> _What the exercise asks_
Could you output each line of the data that follows exactly?

Dataset excerpt
....

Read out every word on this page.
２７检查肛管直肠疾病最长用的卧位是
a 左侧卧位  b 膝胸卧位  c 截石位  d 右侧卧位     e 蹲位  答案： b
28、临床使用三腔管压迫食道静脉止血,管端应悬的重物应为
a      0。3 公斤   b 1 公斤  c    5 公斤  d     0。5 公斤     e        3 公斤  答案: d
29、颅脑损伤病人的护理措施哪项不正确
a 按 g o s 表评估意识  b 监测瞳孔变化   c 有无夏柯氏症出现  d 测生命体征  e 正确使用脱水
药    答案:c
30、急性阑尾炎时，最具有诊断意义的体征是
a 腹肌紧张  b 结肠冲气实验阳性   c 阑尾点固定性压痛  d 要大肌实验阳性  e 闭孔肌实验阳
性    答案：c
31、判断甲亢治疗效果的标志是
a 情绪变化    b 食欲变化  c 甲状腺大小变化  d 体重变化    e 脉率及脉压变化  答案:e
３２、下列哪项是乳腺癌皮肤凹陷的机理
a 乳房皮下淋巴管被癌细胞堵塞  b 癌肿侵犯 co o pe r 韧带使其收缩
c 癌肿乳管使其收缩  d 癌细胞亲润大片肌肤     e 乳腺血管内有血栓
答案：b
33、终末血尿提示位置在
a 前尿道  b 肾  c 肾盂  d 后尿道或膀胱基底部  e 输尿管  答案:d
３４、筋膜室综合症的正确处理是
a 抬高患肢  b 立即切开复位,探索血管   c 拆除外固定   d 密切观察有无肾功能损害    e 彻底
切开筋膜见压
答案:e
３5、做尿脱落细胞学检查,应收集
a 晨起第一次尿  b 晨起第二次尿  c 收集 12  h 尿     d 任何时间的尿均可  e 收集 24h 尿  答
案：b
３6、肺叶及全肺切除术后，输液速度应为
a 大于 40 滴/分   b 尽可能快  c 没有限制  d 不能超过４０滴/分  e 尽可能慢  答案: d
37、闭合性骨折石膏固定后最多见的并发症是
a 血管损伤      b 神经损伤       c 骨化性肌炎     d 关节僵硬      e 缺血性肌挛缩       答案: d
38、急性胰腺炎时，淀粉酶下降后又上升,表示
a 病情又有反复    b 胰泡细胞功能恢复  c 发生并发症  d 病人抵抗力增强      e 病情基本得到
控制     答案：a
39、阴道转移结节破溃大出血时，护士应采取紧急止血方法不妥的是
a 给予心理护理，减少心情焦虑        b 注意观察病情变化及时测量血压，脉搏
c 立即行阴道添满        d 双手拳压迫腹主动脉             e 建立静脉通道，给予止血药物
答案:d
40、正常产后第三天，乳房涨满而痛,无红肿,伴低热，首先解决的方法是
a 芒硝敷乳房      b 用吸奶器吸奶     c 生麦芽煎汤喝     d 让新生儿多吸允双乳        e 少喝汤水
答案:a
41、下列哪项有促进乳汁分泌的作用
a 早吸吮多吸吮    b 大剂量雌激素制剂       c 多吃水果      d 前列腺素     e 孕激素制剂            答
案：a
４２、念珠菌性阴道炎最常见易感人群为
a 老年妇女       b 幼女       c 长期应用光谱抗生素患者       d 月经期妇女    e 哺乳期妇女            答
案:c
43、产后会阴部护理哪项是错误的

....

> _Complete output_
Read out every word on this page.
２７检查肛管直肠疾病最长用的卧位是
a 左侧卧位  b 膝胸卧位  c 截石位  d 右侧卧位     e 蹲位  答案： b
28、临床使用三腔管压迫食道静脉止血,管端应悬的重物应为
a      0。3 公斤   b 1 公斤  c    5 公斤  d     0。5 公斤     e        3 公斤  答案: d
29、颅脑损伤病人的护理措施哪项不正确
a 按 g o s 表评估意识  b 监测瞳孔变化   c 有无夏柯氏症出现  d 测生命体征  e 正确使用脱水
药    答案:c
30、急性阑尾炎时，最具有诊断意义的体征是
a 腹肌紧张  b 结肠冲气实验阳性   c 阑尾点固定性压痛  d 要大肌实验阳性  e 闭孔肌实验阳
性    答案：c
31、判断甲亢治疗效果的标志是
a 情绪变化    b 食欲变化  c 甲状腺大小变化  d 体重变化    e 脉率及脉压变化  答案:e
３２、下列哪项是乳腺癌皮肤凹陷的机理
a 乳房皮下淋巴管被癌细胞堵塞  b 癌肿侵犯 co o pe r 韧带使其收缩
c 癌肿乳管使其收缩  d 癌细胞亲润大片肌肤     e 乳腺血管内有血栓
答案：b
33、终末血尿提示位置在
a 前尿道  b 肾  c 肾盂  d 后尿道或膀胱基底部  e 输尿管  答案:d
３４、筋膜室综合症的正确处理是
a 抬高患肢  b 立即切开复位,探索血管   c 拆除外固定   d 密切观察有无肾功能损害    e 彻底
切开筋膜见压
答案:e
３5、做尿脱落细胞学检查,应收集
a 晨起第一次尿  b 晨起第二次尿  c 收集 12  h 尿     d 任何时间的尿均可  e 收集 24h 尿  答
案：b
３6、肺叶及全肺切除术后，输液速度应为
a 大于 40 滴/分   b 尽可能快  c 没有限制  d 不能超过４０滴/分  e 尽可能慢  答案: d
37、闭合性骨折石膏固定后最多见的并发症是
a 血管损伤      b 神经损伤       c 骨化性肌炎     d 关节僵硬      e 缺血性肌挛缩       答案: d
38、急性胰腺炎时，淀粉酶下降后又上升,表示
a 病情又有反复    b 胰泡细胞功能恢复  c 发生并发症  d 病人抵抗力增强      e 病情基本得到
控制     答案：a
39、阴道转移结节破溃大出血时，护士应采取紧急止血方法不妥的是
a 给予心理护理，减少心情焦虑        b 注意观察病情变化及时测量血压，脉搏
c 立即行阴道添满        d 双手拳压迫腹主动脉             e 建立静脉通道，给予止血药物
答案:d
40、正常产后第三天，乳房涨满而痛,无红肿,伴低热，首先解决的方法是
a 芒硝敷乳房      b 用吸奶器吸奶     c 生麦芽煎汤喝     d 让新生儿多吸允双乳        e 少喝汤水
答案:a
41、下列哪项有促进乳汁分泌的作用
a 早吸吮多吸吮    b 大剂量雌激素制剂       c 多吃水果      d 前列腺素     e 孕激素制剂            答
案：a
４２、念珠菌性阴道炎最常见易感人群为
a 老年妇女       b 幼女       c 长期应用光谱抗生素患者       d 月经期妇女    e 哺乳期妇女            答
案:c
43、产后会阴部护理哪项是错误的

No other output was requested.